*Set problem*: Extract all lines that hold the string "this".
***** Provided records *****
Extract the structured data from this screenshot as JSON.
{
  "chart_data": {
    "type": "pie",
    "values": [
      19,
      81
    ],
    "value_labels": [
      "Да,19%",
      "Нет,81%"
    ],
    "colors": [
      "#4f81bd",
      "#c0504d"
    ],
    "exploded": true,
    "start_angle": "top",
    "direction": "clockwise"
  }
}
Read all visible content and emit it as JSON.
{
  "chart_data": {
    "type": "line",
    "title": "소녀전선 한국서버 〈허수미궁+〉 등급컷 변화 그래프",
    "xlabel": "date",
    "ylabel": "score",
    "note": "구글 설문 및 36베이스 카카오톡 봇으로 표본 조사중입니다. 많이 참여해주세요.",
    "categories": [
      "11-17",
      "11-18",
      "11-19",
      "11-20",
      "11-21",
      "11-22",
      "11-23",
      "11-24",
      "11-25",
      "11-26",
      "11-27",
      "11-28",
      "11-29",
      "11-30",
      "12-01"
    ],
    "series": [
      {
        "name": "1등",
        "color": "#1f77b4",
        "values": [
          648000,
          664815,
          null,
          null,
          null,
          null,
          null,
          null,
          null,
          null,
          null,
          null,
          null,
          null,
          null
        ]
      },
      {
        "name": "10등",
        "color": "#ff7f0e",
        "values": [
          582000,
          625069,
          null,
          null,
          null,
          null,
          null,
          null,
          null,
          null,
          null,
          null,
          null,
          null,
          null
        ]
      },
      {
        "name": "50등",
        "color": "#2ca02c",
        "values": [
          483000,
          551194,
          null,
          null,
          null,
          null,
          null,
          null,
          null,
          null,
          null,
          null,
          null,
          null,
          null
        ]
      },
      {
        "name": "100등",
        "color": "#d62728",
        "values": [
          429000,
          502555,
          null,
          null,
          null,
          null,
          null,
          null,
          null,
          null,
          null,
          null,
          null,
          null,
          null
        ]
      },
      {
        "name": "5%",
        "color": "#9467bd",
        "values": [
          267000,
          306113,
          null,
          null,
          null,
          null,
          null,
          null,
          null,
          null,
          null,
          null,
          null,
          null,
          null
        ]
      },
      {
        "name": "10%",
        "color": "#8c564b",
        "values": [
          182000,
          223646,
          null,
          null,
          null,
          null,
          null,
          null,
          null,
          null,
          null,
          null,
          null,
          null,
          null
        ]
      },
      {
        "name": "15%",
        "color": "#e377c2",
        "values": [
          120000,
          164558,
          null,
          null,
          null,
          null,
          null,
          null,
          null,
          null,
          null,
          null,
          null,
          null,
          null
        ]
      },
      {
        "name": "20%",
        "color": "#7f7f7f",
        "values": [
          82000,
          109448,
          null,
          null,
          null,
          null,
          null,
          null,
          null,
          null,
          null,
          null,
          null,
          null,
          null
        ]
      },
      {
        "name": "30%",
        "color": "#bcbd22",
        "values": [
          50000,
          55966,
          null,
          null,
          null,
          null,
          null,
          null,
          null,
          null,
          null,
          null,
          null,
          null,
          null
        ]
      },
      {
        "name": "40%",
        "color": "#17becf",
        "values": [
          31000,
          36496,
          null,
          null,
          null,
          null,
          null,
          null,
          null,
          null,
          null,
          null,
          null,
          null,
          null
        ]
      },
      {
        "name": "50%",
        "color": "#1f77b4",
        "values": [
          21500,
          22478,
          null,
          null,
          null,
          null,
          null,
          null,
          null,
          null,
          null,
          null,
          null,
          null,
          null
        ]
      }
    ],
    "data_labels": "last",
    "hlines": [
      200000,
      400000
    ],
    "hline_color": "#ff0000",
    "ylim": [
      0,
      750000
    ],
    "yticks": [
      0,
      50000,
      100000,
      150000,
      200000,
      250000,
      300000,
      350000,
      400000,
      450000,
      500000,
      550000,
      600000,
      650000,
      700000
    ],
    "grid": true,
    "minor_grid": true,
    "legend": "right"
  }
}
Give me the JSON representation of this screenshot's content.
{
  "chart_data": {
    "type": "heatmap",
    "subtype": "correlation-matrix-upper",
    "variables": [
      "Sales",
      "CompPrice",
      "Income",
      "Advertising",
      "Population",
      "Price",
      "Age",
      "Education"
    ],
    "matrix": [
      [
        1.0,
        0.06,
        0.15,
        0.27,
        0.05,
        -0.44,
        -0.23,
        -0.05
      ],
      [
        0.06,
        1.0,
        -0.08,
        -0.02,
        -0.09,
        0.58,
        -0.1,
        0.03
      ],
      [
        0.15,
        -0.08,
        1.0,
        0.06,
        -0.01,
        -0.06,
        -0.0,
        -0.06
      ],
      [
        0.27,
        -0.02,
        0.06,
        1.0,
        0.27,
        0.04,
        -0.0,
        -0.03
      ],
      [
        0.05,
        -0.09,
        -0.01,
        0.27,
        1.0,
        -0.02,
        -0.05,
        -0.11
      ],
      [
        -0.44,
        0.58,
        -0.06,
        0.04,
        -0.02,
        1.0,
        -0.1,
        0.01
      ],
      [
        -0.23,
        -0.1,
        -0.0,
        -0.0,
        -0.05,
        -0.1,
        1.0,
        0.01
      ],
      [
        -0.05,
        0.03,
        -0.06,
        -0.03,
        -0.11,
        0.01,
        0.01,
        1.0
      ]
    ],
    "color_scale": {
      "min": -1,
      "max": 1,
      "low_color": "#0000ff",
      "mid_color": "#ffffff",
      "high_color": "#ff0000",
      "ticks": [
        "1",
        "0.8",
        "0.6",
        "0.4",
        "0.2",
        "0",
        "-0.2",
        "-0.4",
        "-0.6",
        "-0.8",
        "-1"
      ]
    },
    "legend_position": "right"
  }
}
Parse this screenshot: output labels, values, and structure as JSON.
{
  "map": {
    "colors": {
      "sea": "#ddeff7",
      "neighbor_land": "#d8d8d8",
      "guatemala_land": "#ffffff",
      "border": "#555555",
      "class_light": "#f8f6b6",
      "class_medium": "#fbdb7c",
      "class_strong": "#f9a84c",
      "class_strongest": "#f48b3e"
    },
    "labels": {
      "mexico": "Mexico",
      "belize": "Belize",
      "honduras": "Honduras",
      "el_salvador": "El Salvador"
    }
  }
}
*****
*Exercise result*:
Extract the structured data from this screenshot as JSON.
Give me the JSON representation of this screenshot's content.
Parse this screenshot: output labels, values, and structure as JSON.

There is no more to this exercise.